• _AVAILABLE DATA_:
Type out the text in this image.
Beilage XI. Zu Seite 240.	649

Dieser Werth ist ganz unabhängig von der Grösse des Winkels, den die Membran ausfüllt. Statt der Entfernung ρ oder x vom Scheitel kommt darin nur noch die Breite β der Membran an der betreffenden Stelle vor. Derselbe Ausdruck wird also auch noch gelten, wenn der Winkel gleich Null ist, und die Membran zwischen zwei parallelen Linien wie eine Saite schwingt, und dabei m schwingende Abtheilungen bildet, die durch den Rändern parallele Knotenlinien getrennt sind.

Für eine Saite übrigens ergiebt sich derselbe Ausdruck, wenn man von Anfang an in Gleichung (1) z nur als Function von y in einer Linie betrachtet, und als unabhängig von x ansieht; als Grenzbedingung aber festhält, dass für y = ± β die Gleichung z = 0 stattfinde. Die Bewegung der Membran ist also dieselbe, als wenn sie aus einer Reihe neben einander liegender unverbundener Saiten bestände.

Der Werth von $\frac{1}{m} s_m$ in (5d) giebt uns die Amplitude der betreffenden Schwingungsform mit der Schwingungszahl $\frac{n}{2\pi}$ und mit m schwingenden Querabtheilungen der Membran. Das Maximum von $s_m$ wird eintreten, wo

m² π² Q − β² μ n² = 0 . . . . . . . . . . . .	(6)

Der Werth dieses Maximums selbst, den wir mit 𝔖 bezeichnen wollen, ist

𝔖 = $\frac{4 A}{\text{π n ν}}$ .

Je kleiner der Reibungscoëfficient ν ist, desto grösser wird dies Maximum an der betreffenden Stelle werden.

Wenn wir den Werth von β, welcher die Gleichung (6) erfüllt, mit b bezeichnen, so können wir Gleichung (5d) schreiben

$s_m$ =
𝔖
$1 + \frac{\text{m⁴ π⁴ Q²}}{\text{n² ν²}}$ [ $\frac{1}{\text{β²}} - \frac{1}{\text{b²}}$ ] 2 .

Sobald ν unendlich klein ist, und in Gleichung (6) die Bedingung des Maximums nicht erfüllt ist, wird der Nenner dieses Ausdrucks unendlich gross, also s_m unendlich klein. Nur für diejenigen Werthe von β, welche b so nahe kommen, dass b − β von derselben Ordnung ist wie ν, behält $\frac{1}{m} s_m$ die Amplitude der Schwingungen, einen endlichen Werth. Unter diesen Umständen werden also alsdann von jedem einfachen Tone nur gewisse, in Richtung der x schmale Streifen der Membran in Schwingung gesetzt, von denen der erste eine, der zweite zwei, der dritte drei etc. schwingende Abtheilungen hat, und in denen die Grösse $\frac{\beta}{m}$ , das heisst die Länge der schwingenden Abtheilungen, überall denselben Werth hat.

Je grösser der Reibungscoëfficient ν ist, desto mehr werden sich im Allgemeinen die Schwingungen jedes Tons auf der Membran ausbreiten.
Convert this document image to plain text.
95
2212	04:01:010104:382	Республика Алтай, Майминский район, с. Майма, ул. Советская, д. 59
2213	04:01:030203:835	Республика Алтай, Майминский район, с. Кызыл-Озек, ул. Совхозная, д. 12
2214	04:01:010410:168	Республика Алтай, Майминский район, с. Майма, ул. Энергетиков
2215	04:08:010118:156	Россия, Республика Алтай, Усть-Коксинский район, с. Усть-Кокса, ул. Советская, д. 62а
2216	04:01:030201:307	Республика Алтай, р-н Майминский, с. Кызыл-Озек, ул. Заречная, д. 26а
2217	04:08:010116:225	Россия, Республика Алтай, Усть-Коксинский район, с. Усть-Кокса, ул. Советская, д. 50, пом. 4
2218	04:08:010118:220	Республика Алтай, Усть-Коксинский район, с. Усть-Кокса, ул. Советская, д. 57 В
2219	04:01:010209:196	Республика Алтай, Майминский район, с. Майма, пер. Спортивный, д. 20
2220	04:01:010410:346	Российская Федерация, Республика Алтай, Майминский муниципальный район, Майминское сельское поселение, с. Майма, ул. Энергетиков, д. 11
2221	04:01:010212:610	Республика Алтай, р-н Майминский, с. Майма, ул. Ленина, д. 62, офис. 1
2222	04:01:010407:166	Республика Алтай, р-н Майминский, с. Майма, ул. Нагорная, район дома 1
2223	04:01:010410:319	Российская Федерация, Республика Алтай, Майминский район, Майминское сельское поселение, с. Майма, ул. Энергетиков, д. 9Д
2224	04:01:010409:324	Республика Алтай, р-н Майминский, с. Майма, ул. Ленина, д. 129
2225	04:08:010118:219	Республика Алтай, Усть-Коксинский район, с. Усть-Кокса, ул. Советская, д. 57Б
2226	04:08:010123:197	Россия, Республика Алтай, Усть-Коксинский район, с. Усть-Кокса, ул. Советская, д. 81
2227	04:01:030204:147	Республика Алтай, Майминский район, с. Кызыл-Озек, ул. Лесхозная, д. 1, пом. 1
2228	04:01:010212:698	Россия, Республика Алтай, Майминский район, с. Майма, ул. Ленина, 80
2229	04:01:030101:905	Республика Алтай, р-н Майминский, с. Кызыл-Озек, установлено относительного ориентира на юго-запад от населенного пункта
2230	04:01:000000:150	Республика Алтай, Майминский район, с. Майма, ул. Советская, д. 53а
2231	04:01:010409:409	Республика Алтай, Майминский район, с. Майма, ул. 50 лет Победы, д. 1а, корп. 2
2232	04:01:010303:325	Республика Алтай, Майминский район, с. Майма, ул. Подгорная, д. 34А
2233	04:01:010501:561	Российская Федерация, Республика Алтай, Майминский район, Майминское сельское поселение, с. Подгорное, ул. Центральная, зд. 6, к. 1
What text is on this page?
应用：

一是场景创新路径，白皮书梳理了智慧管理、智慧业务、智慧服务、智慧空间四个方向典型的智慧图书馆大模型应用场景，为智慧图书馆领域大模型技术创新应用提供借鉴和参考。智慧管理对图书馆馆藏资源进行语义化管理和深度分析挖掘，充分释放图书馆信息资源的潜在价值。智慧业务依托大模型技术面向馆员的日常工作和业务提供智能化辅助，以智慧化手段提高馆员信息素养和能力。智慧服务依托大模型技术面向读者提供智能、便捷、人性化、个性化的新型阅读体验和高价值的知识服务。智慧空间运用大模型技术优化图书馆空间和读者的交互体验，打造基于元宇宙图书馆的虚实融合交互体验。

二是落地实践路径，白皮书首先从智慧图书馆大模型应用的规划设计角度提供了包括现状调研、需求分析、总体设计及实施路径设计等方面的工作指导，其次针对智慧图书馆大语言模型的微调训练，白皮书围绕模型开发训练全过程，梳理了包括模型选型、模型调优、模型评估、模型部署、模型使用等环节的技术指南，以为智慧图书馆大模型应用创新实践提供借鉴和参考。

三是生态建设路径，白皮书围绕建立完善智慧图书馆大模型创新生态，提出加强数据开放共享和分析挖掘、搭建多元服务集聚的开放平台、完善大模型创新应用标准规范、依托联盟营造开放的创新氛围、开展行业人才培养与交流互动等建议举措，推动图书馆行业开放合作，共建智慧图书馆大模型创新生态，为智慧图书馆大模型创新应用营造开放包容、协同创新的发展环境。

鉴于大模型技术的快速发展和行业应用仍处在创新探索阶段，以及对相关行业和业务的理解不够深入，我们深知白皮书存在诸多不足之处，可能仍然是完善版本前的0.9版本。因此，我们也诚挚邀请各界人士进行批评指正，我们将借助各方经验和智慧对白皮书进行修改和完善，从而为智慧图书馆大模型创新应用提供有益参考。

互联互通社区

• _STATED EXERCISE_: Retype all of the material above with every character intact.

• _EXERCISE RESULT_:
Type out the text in this image.
Beilage XI. Zu Seite 240.	649

Dieser Werth ist ganz unabhängig von der Grösse des Winkels, den die Membran ausfüllt. Statt der Entfernung ρ oder x vom Scheitel kommt darin nur noch die Breite β der Membran an der betreffenden Stelle vor. Derselbe Ausdruck wird also auch noch gelten, wenn der Winkel gleich Null ist, und die Membran zwischen zwei parallelen Linien wie eine Saite schwingt, und dabei m schwingende Abtheilungen bildet, die durch den Rändern parallele Knotenlinien getrennt sind.

Für eine Saite übrigens ergiebt sich derselbe Ausdruck, wenn man von Anfang an in Gleichung (1) z nur als Function von y in einer Linie betrachtet, und als unabhängig von x ansieht; als Grenzbedingung aber festhält, dass für y = ± β die Gleichung z = 0 stattfinde. Die Bewegung der Membran ist also dieselbe, als wenn sie aus einer Reihe neben einander liegender unverbundener Saiten bestände.

Der Werth von $\frac{1}{m} s_m$ in (5d) giebt uns die Amplitude der betreffenden Schwingungsform mit der Schwingungszahl $\frac{n}{2\pi}$ und mit m schwingenden Querabtheilungen der Membran. Das Maximum von $s_m$ wird eintreten, wo

m² π² Q − β² μ n² = 0 . . . . . . . . . . . .	(6)

Der Werth dieses Maximums selbst, den wir mit 𝔖 bezeichnen wollen, ist

𝔖 = $\frac{4 A}{\text{π n ν}}$ .

Je kleiner der Reibungscoëfficient ν ist, desto grösser wird dies Maximum an der betreffenden Stelle werden.

Wenn wir den Werth von β, welcher die Gleichung (6) erfüllt, mit b bezeichnen, so können wir Gleichung (5d) schreiben

$s_m$ =
𝔖
$1 + \frac{\text{m⁴ π⁴ Q²}}{\text{n² ν²}}$ [ $\frac{1}{\text{β²}} - \frac{1}{\text{b²}}$ ] 2 .

Sobald ν unendlich klein ist, und in Gleichung (6) die Bedingung des Maximums nicht erfüllt ist, wird der Nenner dieses Ausdrucks unendlich gross, also s_m unendlich klein. Nur für diejenigen Werthe von β, welche b so nahe kommen, dass b − β von derselben Ordnung ist wie ν, behält $\frac{1}{m} s_m$ die Amplitude der Schwingungen, einen endlichen Werth. Unter diesen Umständen werden also alsdann von jedem einfachen Tone nur gewisse, in Richtung der x schmale Streifen der Membran in Schwingung gesetzt, von denen der erste eine, der zweite zwei, der dritte drei etc. schwingende Abtheilungen hat, und in denen die Grösse $\frac{\beta}{m}$ , das heisst die Länge der schwingenden Abtheilungen, überall denselben Werth hat.

Je grösser der Reibungscoëfficient ν ist, desto mehr werden sich im Allgemeinen die Schwingungen jedes Tons auf der Membran ausbreiten.
Convert this document image to plain text.
95
2212	04:01:010104:382	Республика Алтай, Майминский район, с. Майма, ул. Советская, д. 59
2213	04:01:030203:835	Республика Алтай, Майминский район, с. Кызыл-Озек, ул. Совхозная, д. 12
2214	04:01:010410:168	Республика Алтай, Майминский район, с. Майма, ул. Энергетиков
2215	04:08:010118:156	Россия, Республика Алтай, Усть-Коксинский район, с. Усть-Кокса, ул. Советская, д. 62а
2216	04:01:030201:307	Республика Алтай, р-н Майминский, с. Кызыл-Озек, ул. Заречная, д. 26а
2217	04:08:010116:225	Россия, Республика Алтай, Усть-Коксинский район, с. Усть-Кокса, ул. Советская, д. 50, пом. 4
2218	04:08:010118:220	Республика Алтай, Усть-Коксинский район, с. Усть-Кокса, ул. Советская, д. 57 В
2219	04:01:010209:196	Республика Алтай, Майминский район, с. Майма, пер. Спортивный, д. 20
2220	04:01:010410:346	Российская Федерация, Республика Алтай, Майминский муниципальный район, Майминское сельское поселение, с. Майма, ул. Энергетиков, д. 11
2221	04:01:010212:610	Республика Алтай, р-н Майминский, с. Майма, ул. Ленина, д. 62, офис. 1
2222	04:01:010407:166	Республика Алтай, р-н Майминский, с. Майма, ул. Нагорная, район дома 1
2223	04:01:010410:319	Российская Федерация, Республика Алтай, Майминский район, Майминское сельское поселение, с. Майма, ул. Энергетиков, д. 9Д
2224	04:01:010409:324	Республика Алтай, р-н Майминский, с. Майма, ул. Ленина, д. 129
2225	04:08:010118:219	Республика Алтай, Усть-Коксинский район, с. Усть-Кокса, ул. Советская, д. 57Б
2226	04:08:010123:197	Россия, Республика Алтай, Усть-Коксинский район, с. Усть-Кокса, ул. Советская, д. 81
2227	04:01:030204:147	Республика Алтай, Майминский район, с. Кызыл-Озек, ул. Лесхозная, д. 1, пом. 1
2228	04:01:010212:698	Россия, Республика Алтай, Майминский район, с. Майма, ул. Ленина, 80
2229	04:01:030101:905	Республика Алтай, р-н Майминский, с. Кызыл-Озек, установлено относительного ориентира на юго-запад от населенного пункта
2230	04:01:000000:150	Республика Алтай, Майминский район, с. Майма, ул. Советская, д. 53а
2231	04:01:010409:409	Республика Алтай, Майминский район, с. Майма, ул. 50 лет Победы, д. 1а, корп. 2
2232	04:01:010303:325	Республика Алтай, Майминский район, с. Майма, ул. Подгорная, д. 34А
2233	04:01:010501:561	Российская Федерация, Республика Алтай, Майминский район, Майминское сельское поселение, с. Подгорное, ул. Центральная, зд. 6, к. 1
What text is on this page?
应用：

一是场景创新路径，白皮书梳理了智慧管理、智慧业务、智慧服务、智慧空间四个方向典型的智慧图书馆大模型应用场景，为智慧图书馆领域大模型技术创新应用提供借鉴和参考。智慧管理对图书馆馆藏资源进行语义化管理和深度分析挖掘，充分释放图书馆信息资源的潜在价值。智慧业务依托大模型技术面向馆员的日常工作和业务提供智能化辅助，以智慧化手段提高馆员信息素养和能力。智慧服务依托大模型技术面向读者提供智能、便捷、人性化、个性化的新型阅读体验和高价值的知识服务。智慧空间运用大模型技术优化图书馆空间和读者的交互体验，打造基于元宇宙图书馆的虚实融合交互体验。

二是落地实践路径，白皮书首先从智慧图书馆大模型应用的规划设计角度提供了包括现状调研、需求分析、总体设计及实施路径设计等方面的工作指导，其次针对智慧图书馆大语言模型的微调训练，白皮书围绕模型开发训练全过程，梳理了包括模型选型、模型调优、模型评估、模型部署、模型使用等环节的技术指南，以为智慧图书馆大模型应用创新实践提供借鉴和参考。

三是生态建设路径，白皮书围绕建立完善智慧图书馆大模型创新生态，提出加强数据开放共享和分析挖掘、搭建多元服务集聚的开放平台、完善大模型创新应用标准规范、依托联盟营造开放的创新氛围、开展行业人才培养与交流互动等建议举措，推动图书馆行业开放合作，共建智慧图书馆大模型创新生态，为智慧图书馆大模型创新应用营造开放包容、协同创新的发展环境。

鉴于大模型技术的快速发展和行业应用仍处在创新探索阶段，以及对相关行业和业务的理解不够深入，我们深知白皮书存在诸多不足之处，可能仍然是完善版本前的0.9版本。因此，我们也诚挚邀请各界人士进行批评指正，我们将借助各方经验和智慧对白皮书进行修改和完善，从而为智慧图书馆大模型创新应用提供有益参考。

互联互通社区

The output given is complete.